### MATERIAL FOR THE TASK
########
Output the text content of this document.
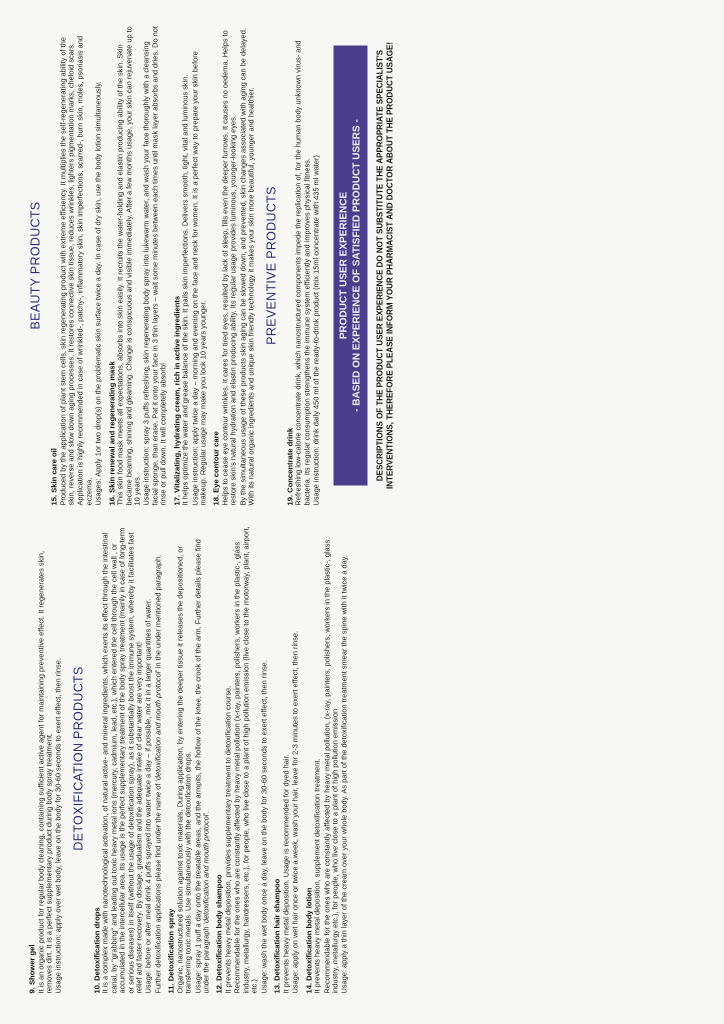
9. Shower gel It is an organic product for regular body cleaning, containing sufficient active agent for maintaining preventive effect. It regenerates skin, removes dirt. It is a perfect supplementary product during body spray treatment. Usage instruction: apply over wet body, leave on the body for 30-60 seconds to exert effect, then rinse. DETOXIFICATION PRODUCTS
10. Detoxification drops It is a complex made with nanotechnological activation, of natural active- and mineral ingredients, which exerts its effect through the intestinal canal, by "grabbing" and leading out toxic heavy metal ions (mercury, cadmium, lead, etc.), which entered the cell through the cell wall , or accumulated in the intercellular area. Its usage is the perfect supplementary treatment of the body spray treatment (mainly in case of long-term or serious diseases) in itself (without the usage of detoxification spray), as it substantially boost the immune system, whereby it facilitates fast relief and faster recovery. By dosage, gradualism and the adequate intake of clear water are very important! Usage: before or after meal drink 4 puffs sprayed into water twice a day – if possible, mix it in a larger quantities of water. Further detoxification applications please find under the name of 'detoxification and mouth protocol' in the under mentioned paragraph.

11. Detoxification spray Organic, nanostructured solution against toxic materials. During application, by entering the deeper tissue it releases the depositioned, or transferring toxic metals. Use simultaneously with the detoxification drops. Usage: spray 1 puff a day onto the treatable areas, and the armpits, the hollow of the knee, the crook of the arm. Further details please find under the paragraph 'detoxification and mouth protocol'.

12. Detoxification body shampoo It prevents heavy metal deposition, provides supplementary treatment to detoxification course. Recommendable for the ones who are constantly affected by heavy metal pollution (x-ray, painters, polishers, workers in the plastic-, glass industry, metallurgy, hairdressers, etc.), for people, who live close to a plant of high pollution emission (live close to the motorway, plant, airport, etc.) Usage: wash the wet body once a day, leave on the body for 30-60 seconds to exert effect, then rinse. 13. Detoxification hair shampoo It prevents heavy metal deposition. Usage is recommended for dyed hair. Usage: apply on wet hair once or twice a week, wash your hair, leave for 2-3 minutes to exert effect, then rinse. 14. Detoxification body lotion It prevents heavy metal deposition, supplement detoxification treatment. Recommendable for the ones who are constantly affected by heavy metal pollution, (x-ray, painters, polishers, workers in the plastic-, glass industry, metallurgy etc.), for people, who live close to a plant of high pollution emission Usage: apply a thin layer of the cream over your whole body. As part of the detoxification treatment smear the spine with it twice a day.

BEAUTY PRODUCTS
15. Skin care oil Produced by the application of plant stem cells, skin regenerating product with extreme efficiency. It multiplies the self-regenerating ability of the skin, reverse and slow down aging processes. It restores connective skin tissue, reduces wrinkles, lighters pigmentation marks, cheloid scars. Application is highly recommended in case of wrinkled-, patchy-, inflammatory skin, skin imperfections, scarred-, burn skin, moles, psoriasis and eczema. Usages: Apply 1or two drop(s) on the problematic skin surface twice a day. In case of dry skin, use the body lotion simultaneously. 16. Skin renewal and regenerating mask This skin food mask meets all expectations, absorbs into skin easily. It recruits the water-holding and elastin producing ability of the skin. Skin became beaming, shining and gleaming. Change is conspicuous and visible immediately. After a few months usage, your skin can rejuvenate up to 10 years. Usage instruction: spray 3 puffs refreshing, skin regenerating body spray into lukewarm water, and wash your face thoroughly with a cleansing facial sponge, than erase. Pat it onto your face in 3 thin layers – wait some minutes between each times until mask layer absorbs and dries. Do not rinse or pull down. It will completely absorb! 17. Vitalizating, hydrating cream, rich in active ingredients It helps optimize the water and grease balance of the skin. It pails skin imperfections. Delivers smooth, tight, vital and luminous skin. Usage instruction: apply twice a day – morning and evening on the face and neck for women. It is a perfect way to prepare your skin before makeup. Regular usage may make you look 10 years younger. 18. Eye contour care Helps to cease eye contour wrinkles. It cares for tired eyes, resulted by lack of sleep, fills even the deeper furrows. It causes no oedema. Helps to restore skin's natural hydration and elastin producing ability. Its regular usage provides luminous, younger-looking eyes. By the simultaneous usage of these products skin aging can be slowed down, and prevented, skin changes associated with aging can be delayed. With its natural organic ingredients and unique skin friendly technology it makes your skin more beautiful, younger and healthier. PREVENTIVE PRODUCTS
19. Concentrate drink Refreshing low-calorie concentrate drink, which nanostructured components impede the replication of, for the human body unknown virus- and bacteria. Its regular consumption strengthens the immune system efficiently and improves physical fitness. Usage instruction: drink daily 450 ml of the ready-to-drink product (mix 15ml concentrate with 435 ml water) PRODUCT USER EXPERIENCE - BASED ON EXPERIENCE OF SATISFIED PRODUCT USERS - DESCRIPTIONS OF THE PRODUCT USER EXPERIENCE DO NOT SUBSTITUTE THE APPROPRIATE SPECIALIST'S INTERVENTIONS, THEREFORE PLEASE INFORM YOUR PHARMACIST AND DOCTOR ABOUT THE PRODUCT USAGE!
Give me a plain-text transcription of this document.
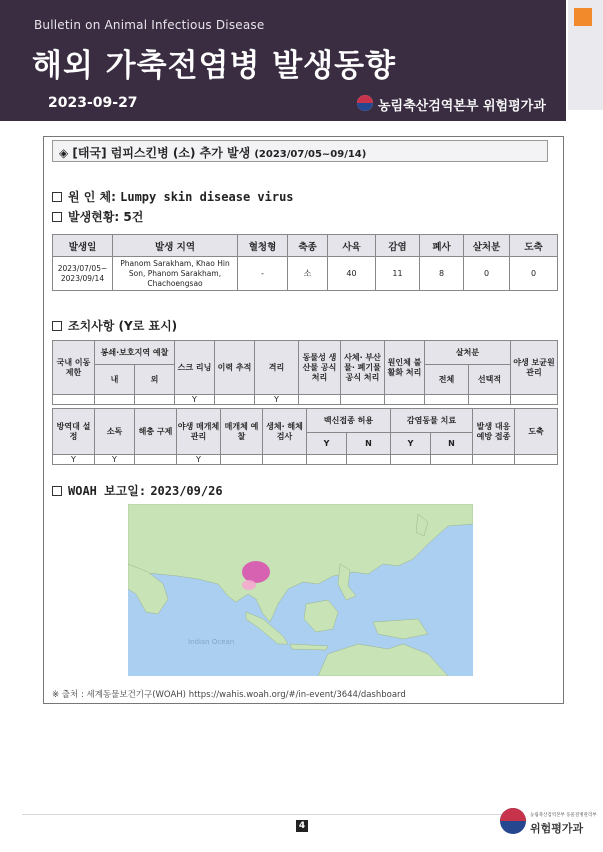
Bulletin on Animal Infectious Disease
해외 가축전염병 발생동향
2023-09-27	농림축산검역본부 위험평가과
◈ [태국] 럼피스킨병 (소) 추가 발생 (2023/07/05~09/14)
원 인 체: Lumpy skin disease virus
발생현황: 5건
발생일	발생 지역	혈청형	축종	사육	감염	폐사	살처분	도축
2023/07/05~ 2023/09/14	Phanom Sarakham, Khao Hin Son, Phanom Sarakham, Chachoengsao	-	소	40	11	8	0	0
조치사항 (Y로 표시)
국내 이동 제한	봉쇄·보호지역 예찰		스크 리닝	이력 추적	격리	동물성 생산물 공식 처리	사체· 부산물· 폐기물 공식 처리	원인체 불활화 처리	살처분		야생 보균원 관리
	내	외							전체	선택적	
			Y		Y						
방역대 설정	소독	해충 구제	야생 매개체 관리	매개체 예찰	생체· 해체 검사	백신접종 허용		감염동물 치료		발생 대응 예방 접종	도축
						Y	N	Y	N		
Y	Y		Y								
WOAH 보고일: 2023/09/26
Indian Ocean
※ 출처 : 세계동물보건기구(WOAH) https://wahis.woah.org/#/in-event/3644/dashboard
4
농림축산검역본부 동물질병관리부
위험평가과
########
### EXERCISE INSTRUCTIONS
Going from the line with "Give me a plain-text" to the last line of the listing, write out each line exactly and nothing else. Leave out all pictures.

### THE COMPLETED TASK
Give me a plain-text transcription of this document.
Bulletin on Animal Infectious Disease
해외 가축전염병 발생동향
2023-09-27	농림축산검역본부 위험평가과
◈ [태국] 럼피스킨병 (소) 추가 발생 (2023/07/05~09/14)
원 인 체: Lumpy skin disease virus
발생현황: 5건
발생일	발생 지역	혈청형	축종	사육	감염	폐사	살처분	도축
2023/07/05~ 2023/09/14	Phanom Sarakham, Khao Hin Son, Phanom Sarakham, Chachoengsao	-	소	40	11	8	0	0
조치사항 (Y로 표시)
국내 이동 제한	봉쇄·보호지역 예찰		스크 리닝	이력 추적	격리	동물성 생산물 공식 처리	사체· 부산물· 폐기물 공식 처리	원인체 불활화 처리	살처분		야생 보균원 관리
	내	외							전체	선택적	
			Y		Y						
방역대 설정	소독	해충 구제	야생 매개체 관리	매개체 예찰	생체· 해체 검사	백신접종 허용		감염동물 치료		발생 대응 예방 접종	도축
						Y	N	Y	N		
Y	Y		Y								
WOAH 보고일: 2023/09/26
Indian Ocean
※ 출처 : 세계동물보건기구(WOAH) https://wahis.woah.org/#/in-event/3644/dashboard
4
농림축산검역본부 동물질병관리부
위험평가과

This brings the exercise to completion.